# Input material
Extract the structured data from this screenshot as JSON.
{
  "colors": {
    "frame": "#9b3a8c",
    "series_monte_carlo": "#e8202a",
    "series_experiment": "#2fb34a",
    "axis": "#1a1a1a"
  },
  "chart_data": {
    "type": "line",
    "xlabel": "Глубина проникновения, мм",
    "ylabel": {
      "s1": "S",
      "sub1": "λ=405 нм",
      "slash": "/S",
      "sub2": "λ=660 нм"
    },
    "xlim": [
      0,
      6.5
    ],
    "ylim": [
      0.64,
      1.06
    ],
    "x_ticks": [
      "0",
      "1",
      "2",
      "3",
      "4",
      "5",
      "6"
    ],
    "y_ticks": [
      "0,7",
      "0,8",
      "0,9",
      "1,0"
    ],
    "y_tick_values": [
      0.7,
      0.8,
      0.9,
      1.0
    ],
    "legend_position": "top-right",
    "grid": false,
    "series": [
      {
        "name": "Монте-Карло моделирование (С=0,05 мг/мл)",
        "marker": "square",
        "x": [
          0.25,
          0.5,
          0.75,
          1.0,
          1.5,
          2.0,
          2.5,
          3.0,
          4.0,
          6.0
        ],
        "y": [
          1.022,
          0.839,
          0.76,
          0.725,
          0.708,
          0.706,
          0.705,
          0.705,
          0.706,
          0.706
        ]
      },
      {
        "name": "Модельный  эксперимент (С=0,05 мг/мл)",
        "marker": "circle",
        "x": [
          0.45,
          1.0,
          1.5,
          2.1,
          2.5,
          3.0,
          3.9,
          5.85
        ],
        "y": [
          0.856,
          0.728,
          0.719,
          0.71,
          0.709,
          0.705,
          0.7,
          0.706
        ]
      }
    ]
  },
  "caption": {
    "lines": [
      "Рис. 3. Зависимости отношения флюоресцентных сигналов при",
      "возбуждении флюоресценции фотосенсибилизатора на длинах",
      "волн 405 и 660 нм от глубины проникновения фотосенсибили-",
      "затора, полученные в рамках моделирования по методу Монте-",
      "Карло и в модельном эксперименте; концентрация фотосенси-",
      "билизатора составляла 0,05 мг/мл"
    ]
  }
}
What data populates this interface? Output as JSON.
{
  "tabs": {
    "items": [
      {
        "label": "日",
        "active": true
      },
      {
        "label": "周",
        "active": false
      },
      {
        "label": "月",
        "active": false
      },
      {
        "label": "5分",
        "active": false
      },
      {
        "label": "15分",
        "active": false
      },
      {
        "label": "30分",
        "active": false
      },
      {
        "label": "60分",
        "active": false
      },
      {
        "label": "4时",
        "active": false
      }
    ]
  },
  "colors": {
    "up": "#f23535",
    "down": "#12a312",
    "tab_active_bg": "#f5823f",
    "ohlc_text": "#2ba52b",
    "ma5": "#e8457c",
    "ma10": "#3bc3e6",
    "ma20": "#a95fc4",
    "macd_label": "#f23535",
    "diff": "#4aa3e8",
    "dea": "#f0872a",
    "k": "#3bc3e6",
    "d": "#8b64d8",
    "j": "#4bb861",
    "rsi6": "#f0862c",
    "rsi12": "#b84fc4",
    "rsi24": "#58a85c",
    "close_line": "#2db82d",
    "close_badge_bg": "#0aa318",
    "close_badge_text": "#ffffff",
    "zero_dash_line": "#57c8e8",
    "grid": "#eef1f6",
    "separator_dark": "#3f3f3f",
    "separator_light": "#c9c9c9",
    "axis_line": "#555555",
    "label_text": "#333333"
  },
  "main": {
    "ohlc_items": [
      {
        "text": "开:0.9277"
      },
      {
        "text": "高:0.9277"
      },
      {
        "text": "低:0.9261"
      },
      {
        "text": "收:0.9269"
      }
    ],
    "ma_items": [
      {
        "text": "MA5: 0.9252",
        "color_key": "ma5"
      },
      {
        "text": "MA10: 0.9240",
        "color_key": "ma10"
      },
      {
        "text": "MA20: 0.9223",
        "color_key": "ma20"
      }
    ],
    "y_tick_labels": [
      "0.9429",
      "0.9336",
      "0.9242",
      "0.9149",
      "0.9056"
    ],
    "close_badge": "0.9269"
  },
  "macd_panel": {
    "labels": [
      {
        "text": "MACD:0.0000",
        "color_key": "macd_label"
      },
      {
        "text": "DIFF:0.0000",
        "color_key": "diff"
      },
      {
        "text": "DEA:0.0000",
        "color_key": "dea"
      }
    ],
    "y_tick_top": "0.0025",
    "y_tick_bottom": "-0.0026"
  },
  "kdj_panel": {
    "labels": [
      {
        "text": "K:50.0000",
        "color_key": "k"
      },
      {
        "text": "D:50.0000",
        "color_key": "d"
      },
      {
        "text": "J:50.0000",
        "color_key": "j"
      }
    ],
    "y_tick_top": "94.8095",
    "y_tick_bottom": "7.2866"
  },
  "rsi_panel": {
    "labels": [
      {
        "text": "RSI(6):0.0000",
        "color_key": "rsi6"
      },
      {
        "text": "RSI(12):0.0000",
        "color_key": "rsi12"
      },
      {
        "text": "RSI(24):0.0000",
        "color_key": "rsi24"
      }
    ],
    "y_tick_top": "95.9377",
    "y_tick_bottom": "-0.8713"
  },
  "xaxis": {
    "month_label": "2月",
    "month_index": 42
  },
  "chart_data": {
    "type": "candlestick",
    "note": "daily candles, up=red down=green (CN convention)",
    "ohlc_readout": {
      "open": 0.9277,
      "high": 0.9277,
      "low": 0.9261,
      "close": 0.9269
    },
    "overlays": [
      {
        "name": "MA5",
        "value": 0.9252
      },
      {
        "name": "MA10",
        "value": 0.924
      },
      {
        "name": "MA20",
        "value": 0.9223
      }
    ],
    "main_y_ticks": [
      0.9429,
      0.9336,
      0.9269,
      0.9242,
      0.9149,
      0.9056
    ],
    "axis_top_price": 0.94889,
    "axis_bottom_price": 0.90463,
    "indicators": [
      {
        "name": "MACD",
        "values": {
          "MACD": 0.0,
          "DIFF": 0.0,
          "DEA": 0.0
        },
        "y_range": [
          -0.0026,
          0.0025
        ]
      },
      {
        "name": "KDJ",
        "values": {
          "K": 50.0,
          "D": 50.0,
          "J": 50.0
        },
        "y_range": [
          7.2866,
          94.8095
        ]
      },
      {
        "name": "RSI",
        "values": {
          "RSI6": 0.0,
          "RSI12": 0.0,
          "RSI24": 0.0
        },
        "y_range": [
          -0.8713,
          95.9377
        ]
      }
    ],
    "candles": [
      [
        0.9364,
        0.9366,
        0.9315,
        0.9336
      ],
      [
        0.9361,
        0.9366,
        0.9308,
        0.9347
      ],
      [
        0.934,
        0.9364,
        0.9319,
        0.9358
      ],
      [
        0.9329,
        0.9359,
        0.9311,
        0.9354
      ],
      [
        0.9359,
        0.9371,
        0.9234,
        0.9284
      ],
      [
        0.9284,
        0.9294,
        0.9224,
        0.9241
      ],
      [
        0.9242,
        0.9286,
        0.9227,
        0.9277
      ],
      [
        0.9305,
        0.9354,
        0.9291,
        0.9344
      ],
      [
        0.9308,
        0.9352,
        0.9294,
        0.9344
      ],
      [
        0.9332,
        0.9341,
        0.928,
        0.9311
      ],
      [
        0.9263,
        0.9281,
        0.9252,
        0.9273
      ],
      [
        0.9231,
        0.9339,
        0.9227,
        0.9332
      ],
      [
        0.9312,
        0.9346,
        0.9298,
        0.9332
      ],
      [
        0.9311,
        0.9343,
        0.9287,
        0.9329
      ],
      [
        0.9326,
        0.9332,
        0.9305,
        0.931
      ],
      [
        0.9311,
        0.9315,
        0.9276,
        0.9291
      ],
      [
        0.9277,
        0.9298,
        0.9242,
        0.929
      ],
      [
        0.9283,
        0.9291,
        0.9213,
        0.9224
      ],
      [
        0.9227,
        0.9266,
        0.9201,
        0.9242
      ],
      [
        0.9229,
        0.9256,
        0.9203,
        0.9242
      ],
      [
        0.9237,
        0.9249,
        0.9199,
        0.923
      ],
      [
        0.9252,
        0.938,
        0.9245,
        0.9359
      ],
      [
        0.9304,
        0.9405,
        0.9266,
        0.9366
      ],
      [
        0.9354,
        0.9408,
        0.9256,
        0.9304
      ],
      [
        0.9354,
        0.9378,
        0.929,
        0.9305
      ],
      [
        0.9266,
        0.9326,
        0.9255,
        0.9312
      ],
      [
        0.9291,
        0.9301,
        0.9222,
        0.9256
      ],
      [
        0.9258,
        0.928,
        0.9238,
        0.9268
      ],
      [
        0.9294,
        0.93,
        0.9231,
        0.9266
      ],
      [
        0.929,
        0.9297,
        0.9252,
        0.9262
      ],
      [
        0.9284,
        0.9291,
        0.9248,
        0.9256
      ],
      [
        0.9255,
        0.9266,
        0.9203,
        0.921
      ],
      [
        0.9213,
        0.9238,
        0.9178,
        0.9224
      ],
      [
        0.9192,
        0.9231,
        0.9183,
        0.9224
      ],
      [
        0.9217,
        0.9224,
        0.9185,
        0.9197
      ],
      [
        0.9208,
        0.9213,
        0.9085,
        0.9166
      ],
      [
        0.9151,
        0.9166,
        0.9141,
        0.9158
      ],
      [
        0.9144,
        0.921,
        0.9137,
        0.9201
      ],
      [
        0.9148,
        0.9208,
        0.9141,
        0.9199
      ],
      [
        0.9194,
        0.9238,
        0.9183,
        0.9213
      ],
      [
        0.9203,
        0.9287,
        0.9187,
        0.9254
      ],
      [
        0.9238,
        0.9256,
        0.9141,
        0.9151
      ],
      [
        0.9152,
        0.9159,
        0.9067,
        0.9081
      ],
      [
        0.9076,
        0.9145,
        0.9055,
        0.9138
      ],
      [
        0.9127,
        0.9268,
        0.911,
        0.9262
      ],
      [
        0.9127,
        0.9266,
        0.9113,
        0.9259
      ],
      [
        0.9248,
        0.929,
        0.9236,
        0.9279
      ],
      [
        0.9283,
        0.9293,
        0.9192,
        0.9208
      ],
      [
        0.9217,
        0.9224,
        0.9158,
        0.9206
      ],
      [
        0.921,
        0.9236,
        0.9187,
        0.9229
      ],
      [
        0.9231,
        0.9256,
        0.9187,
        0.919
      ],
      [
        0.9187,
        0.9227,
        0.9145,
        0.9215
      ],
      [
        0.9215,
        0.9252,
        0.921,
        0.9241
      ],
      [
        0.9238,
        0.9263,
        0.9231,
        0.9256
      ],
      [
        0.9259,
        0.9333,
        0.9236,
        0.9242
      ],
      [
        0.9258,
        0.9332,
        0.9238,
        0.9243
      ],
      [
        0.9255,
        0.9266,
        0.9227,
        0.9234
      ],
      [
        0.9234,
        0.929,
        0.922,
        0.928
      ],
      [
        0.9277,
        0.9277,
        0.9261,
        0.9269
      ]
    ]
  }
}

# Requirements
Only the number is needed here: how many lines of the records contain "name"?

# Answer to the problem
8